Excerpt:
KB: And we’re going to mash it up with a Beatles hit. We love to do these mash ups – that’s the other thing. Like Jarrod does Uptown Funk but it’s mashed with Prince’s Kiss, everybody loves both of those songs. We’re not just doing Uptown Funk like every wedding band. We’re making it a whole new thing and we’re mashing it into something else. We love to do mash ups and different arrangements. I do an arrangement of You Give Love a Bad Name, the Bon Jovi song, but I do it like a jazz tune. We love to do stuff like that – make you rethink it or surprise you like, oh my god, it’s that song and then give you the hook that you’ve been waiting for. We just really like to watch the audience get excited about the music.
JS: In that particular case, how we chose that song was we needed a song that had a lyric that really worked for that moment and that was the song that worked best. But the original Bon Jovi song, the vibe of that song just did not quite fit the moment so we sat at a piano and figured out a way of how do you fit that song in that moment to tell this bit of story.

Given records:
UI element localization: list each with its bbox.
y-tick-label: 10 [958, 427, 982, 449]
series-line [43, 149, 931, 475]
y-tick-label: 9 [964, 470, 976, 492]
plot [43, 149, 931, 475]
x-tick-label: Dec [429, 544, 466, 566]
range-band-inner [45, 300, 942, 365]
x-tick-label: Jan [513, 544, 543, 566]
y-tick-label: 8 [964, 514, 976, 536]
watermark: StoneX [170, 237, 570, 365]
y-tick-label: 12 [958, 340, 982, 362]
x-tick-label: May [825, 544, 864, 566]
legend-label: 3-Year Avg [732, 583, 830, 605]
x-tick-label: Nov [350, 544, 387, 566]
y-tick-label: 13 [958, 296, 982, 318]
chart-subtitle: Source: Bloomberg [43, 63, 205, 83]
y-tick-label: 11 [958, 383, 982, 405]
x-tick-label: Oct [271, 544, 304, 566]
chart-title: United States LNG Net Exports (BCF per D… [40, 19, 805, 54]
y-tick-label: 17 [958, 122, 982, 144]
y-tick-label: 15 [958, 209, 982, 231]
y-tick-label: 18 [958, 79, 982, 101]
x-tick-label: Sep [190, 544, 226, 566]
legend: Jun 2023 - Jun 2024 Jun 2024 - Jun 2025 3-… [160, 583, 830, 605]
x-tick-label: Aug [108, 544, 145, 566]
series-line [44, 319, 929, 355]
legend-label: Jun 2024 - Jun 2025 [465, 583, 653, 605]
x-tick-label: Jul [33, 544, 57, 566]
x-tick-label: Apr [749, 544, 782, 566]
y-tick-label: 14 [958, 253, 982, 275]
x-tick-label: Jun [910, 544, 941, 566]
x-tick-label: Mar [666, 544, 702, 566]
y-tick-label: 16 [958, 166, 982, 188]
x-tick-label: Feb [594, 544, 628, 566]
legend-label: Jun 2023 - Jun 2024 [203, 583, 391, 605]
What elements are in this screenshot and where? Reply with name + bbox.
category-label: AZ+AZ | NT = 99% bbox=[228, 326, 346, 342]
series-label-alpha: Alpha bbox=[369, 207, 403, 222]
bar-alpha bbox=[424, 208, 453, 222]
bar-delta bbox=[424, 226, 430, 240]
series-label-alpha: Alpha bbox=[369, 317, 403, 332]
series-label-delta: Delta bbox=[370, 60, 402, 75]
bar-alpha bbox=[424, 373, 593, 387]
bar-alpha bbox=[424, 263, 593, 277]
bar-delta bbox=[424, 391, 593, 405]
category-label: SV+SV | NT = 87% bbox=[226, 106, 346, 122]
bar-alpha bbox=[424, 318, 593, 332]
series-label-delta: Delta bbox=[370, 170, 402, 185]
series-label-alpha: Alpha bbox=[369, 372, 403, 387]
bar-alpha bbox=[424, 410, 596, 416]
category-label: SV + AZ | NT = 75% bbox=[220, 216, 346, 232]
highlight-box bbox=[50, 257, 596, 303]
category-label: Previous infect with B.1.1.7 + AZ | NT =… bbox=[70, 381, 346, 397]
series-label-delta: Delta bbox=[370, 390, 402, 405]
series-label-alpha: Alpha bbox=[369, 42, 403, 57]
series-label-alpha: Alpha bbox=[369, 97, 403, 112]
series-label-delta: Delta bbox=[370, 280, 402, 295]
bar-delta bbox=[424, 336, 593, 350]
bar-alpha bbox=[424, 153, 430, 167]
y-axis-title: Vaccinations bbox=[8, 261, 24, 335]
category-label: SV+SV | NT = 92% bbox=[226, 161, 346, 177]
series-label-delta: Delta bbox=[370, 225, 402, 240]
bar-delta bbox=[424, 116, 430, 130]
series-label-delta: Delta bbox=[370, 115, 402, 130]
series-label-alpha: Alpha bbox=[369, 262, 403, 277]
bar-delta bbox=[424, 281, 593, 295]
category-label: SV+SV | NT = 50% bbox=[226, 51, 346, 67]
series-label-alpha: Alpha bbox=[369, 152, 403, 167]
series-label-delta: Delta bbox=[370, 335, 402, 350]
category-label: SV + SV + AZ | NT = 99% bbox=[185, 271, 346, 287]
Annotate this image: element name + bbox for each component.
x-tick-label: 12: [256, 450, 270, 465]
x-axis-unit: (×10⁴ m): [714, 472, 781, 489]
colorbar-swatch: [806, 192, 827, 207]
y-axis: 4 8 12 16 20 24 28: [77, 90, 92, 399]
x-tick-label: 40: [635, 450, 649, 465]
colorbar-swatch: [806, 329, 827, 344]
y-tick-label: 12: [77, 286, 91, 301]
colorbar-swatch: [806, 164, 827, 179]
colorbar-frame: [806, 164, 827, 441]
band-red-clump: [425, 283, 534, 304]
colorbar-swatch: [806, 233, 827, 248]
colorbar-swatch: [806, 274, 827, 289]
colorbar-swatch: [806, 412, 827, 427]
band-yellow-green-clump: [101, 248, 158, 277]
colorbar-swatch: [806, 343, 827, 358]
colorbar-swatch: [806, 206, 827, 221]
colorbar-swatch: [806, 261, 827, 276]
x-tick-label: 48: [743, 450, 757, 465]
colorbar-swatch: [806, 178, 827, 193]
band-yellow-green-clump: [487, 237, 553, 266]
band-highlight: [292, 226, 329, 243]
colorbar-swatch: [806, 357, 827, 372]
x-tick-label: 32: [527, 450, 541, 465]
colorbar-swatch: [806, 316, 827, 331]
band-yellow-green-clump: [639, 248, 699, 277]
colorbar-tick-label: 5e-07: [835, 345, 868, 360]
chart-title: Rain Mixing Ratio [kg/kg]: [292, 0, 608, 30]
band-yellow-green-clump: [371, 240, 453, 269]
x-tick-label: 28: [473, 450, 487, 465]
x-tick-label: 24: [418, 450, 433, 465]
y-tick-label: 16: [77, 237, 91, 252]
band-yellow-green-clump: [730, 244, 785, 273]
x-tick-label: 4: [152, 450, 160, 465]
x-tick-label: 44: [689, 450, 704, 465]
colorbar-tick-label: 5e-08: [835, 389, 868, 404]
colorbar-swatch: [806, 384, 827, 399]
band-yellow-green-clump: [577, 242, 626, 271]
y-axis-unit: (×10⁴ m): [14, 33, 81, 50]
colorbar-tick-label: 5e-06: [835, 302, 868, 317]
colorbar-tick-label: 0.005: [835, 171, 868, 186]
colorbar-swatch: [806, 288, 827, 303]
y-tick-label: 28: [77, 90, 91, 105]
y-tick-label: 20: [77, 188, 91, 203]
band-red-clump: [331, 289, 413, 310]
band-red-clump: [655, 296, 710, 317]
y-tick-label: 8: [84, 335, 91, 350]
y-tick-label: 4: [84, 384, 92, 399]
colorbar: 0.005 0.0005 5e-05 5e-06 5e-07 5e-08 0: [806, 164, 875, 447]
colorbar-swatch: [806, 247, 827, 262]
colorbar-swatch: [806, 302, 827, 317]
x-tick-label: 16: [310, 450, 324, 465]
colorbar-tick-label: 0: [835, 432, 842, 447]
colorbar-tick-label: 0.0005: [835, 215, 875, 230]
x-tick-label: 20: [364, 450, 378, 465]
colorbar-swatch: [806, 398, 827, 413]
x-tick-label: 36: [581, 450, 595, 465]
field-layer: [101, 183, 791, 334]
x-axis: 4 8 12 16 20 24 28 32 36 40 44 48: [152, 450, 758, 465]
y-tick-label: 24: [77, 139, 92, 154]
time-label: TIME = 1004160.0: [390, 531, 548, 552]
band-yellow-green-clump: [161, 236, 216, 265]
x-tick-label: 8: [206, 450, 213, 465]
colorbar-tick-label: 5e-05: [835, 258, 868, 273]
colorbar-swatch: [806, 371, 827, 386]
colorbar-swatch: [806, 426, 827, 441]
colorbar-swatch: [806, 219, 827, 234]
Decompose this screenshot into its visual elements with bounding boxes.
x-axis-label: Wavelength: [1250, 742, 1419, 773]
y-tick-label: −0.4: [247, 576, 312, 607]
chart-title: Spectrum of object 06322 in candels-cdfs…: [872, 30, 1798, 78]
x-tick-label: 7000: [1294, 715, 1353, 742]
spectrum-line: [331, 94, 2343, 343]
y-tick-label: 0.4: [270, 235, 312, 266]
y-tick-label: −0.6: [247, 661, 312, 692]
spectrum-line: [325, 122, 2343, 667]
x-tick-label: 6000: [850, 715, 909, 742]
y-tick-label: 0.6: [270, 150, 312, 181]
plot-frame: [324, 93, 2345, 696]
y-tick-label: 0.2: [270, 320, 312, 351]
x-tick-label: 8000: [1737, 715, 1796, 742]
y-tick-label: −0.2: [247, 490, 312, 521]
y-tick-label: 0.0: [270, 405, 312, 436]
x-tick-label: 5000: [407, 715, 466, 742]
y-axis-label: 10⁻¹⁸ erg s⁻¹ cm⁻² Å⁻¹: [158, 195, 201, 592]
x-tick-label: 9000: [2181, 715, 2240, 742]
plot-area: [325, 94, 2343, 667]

Work order A:
Duplicate the stretch of the interview excerpt from "JS: In that" through "bit of story.".
Work order B:
In the interview excerpt, which Bon Jovi song is arranged like a jazz tune?

Your response A:
JS: In that particular case, how we chose that song was we needed a song that had a lyric that really worked for that moment and that was the song that worked best. But the original Bon Jovi song, the vibe of that song just did not quite fit the moment so we sat at a piano and figured out a way of how do you fit that song in that moment to tell this bit of story.

Your response B:
You Give Love a Bad Name